[Stored records]
○ ○ ○ ○
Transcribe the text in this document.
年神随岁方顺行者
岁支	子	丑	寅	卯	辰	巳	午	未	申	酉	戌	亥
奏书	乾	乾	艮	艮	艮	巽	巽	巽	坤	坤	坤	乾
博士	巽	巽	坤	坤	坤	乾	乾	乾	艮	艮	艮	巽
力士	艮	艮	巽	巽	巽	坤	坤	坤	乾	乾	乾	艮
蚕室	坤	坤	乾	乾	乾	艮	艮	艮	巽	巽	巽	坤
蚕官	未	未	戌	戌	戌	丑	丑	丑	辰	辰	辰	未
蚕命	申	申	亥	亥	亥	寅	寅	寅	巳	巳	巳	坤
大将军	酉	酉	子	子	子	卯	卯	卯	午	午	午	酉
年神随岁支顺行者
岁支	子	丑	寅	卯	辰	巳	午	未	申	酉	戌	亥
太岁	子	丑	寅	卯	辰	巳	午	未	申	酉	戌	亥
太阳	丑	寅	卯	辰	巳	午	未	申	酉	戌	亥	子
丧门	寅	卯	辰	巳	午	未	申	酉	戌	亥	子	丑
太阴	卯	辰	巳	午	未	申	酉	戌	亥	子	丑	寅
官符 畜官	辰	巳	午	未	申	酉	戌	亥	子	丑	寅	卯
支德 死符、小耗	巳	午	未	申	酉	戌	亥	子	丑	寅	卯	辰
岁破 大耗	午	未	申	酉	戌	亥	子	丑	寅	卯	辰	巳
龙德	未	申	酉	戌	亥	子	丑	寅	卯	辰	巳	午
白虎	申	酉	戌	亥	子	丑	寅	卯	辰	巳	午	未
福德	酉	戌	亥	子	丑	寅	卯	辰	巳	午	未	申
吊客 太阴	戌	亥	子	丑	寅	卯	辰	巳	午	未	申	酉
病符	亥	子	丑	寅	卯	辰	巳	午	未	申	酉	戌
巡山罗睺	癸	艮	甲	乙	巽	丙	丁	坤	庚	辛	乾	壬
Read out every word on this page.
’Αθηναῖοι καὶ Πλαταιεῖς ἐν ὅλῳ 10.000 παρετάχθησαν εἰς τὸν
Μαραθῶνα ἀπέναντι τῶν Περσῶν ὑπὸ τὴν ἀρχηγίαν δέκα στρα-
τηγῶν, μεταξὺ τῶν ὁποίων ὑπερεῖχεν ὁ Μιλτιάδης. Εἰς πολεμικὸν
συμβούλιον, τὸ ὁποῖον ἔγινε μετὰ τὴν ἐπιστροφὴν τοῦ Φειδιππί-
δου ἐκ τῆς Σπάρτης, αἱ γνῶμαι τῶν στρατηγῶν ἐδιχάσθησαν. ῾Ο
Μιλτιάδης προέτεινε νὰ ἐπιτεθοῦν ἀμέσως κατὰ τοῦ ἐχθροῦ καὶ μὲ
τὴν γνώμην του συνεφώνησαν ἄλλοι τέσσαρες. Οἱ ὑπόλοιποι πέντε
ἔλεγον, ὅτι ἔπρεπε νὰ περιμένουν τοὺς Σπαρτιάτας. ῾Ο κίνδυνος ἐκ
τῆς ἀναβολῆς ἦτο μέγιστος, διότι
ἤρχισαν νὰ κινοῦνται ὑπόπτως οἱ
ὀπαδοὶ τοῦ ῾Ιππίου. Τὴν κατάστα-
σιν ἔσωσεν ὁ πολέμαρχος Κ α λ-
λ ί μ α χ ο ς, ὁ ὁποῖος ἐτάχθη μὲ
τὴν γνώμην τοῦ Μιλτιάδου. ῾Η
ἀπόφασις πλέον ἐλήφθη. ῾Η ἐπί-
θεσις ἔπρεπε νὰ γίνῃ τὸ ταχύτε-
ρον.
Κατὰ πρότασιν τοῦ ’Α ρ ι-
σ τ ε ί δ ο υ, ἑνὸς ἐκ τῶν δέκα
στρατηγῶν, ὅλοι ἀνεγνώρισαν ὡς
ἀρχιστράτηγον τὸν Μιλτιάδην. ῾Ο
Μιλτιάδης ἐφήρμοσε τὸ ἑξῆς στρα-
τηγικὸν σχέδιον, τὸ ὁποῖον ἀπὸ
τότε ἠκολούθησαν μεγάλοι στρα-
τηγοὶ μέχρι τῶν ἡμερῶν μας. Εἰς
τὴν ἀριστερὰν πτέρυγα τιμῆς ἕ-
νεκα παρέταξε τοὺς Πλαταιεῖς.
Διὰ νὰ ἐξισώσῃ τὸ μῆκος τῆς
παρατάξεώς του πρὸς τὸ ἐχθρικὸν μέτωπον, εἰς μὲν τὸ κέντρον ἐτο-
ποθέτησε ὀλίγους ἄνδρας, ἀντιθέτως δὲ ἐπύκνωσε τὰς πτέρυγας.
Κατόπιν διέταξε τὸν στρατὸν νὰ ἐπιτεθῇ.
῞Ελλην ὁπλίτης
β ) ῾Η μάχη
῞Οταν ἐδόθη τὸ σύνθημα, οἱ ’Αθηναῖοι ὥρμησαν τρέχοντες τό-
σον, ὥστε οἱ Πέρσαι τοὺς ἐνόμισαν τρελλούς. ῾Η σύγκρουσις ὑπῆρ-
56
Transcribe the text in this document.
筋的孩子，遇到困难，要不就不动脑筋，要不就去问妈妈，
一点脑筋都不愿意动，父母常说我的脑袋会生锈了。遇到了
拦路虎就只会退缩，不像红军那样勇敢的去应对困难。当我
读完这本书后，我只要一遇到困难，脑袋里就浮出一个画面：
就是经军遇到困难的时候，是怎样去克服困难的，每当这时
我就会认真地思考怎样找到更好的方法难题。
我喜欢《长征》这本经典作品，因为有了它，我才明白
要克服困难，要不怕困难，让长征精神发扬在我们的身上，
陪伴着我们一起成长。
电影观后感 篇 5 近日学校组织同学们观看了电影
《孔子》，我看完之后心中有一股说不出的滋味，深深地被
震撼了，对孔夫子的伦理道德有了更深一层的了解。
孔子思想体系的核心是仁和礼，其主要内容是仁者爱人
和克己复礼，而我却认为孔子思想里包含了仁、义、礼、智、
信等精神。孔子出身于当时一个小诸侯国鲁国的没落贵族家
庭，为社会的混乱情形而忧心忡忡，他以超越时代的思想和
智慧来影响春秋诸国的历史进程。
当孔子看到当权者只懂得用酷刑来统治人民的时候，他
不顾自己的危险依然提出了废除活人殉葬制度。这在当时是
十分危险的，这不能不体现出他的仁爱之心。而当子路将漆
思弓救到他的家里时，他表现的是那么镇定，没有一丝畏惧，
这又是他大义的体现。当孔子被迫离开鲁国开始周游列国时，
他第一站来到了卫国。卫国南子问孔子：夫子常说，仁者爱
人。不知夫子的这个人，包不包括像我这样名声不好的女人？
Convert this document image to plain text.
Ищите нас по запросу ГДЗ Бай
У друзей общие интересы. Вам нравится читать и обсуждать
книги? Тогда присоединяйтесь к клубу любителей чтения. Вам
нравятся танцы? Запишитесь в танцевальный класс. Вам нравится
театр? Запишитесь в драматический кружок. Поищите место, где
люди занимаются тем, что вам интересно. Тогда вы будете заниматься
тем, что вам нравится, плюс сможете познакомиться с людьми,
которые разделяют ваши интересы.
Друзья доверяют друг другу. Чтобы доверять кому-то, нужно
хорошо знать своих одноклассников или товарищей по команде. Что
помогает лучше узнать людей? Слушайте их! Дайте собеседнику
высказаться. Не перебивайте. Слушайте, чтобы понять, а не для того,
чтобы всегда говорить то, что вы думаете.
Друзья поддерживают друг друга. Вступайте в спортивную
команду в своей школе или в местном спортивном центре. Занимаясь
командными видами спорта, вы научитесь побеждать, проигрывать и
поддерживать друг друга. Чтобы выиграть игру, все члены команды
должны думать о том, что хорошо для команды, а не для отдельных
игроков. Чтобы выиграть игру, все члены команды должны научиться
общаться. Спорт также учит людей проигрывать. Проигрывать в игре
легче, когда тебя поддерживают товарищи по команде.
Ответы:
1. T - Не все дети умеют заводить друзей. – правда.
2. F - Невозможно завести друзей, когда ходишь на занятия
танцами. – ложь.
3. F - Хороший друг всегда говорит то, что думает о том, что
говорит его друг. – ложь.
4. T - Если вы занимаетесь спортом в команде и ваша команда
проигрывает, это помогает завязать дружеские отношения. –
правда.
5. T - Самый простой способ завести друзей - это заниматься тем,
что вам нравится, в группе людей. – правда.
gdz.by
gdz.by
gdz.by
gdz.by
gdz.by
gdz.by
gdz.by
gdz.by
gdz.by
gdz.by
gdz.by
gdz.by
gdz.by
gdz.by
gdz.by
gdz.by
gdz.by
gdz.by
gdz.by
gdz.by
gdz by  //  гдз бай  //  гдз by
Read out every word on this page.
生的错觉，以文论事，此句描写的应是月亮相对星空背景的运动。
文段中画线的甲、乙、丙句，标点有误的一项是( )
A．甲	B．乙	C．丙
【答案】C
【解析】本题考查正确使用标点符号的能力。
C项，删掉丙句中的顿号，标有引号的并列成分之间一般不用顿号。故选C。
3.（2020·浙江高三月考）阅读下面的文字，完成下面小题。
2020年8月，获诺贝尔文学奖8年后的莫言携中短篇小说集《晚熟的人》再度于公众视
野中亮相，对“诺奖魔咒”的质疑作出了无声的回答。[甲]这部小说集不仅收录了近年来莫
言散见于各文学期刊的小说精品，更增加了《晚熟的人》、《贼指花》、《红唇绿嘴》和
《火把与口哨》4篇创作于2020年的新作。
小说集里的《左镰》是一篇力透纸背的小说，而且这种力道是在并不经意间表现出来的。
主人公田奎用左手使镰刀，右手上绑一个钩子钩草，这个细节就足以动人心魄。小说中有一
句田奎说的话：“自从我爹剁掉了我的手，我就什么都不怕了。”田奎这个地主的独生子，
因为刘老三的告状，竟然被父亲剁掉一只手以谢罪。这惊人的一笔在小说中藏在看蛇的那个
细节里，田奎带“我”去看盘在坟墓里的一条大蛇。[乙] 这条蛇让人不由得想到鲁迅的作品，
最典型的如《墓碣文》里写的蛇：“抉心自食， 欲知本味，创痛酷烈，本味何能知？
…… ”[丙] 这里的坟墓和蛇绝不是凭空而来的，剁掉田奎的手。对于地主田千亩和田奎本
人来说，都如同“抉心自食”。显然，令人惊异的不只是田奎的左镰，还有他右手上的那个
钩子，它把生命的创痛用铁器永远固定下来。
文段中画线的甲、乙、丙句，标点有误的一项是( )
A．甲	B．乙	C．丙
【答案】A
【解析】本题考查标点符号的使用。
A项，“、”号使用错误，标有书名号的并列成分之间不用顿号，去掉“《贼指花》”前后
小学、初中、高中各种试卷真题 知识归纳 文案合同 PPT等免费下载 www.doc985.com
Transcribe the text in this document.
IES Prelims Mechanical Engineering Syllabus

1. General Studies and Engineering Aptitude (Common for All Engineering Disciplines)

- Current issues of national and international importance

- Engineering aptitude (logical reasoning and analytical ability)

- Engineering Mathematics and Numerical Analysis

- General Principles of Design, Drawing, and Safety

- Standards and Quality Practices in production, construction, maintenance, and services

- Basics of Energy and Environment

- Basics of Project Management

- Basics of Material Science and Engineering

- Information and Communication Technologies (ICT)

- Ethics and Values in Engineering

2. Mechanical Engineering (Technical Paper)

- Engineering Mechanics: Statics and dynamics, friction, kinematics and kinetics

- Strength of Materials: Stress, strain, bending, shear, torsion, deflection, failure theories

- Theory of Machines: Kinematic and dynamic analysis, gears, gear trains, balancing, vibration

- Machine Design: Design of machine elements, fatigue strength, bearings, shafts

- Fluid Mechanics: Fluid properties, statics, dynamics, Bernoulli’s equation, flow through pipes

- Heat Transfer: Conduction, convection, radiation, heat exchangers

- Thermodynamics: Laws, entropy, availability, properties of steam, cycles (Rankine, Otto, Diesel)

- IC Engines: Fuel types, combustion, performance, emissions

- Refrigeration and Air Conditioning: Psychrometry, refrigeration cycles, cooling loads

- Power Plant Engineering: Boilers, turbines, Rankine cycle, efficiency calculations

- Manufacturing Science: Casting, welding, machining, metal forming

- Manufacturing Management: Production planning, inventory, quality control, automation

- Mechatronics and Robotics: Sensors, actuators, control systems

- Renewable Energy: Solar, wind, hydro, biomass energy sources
○ ○ ○ ○
SHORT PROBLEM> Copy every line of the material in which the word "δέκα" occurs.

FULL SOLUTION>
Μαραθῶνα ἀπέναντι τῶν Περσῶν ὑπὸ τὴν ἀρχηγίαν δέκα στρα-
σ τ ε ί δ ο υ, ἑνὸς ἐκ τῶν δέκα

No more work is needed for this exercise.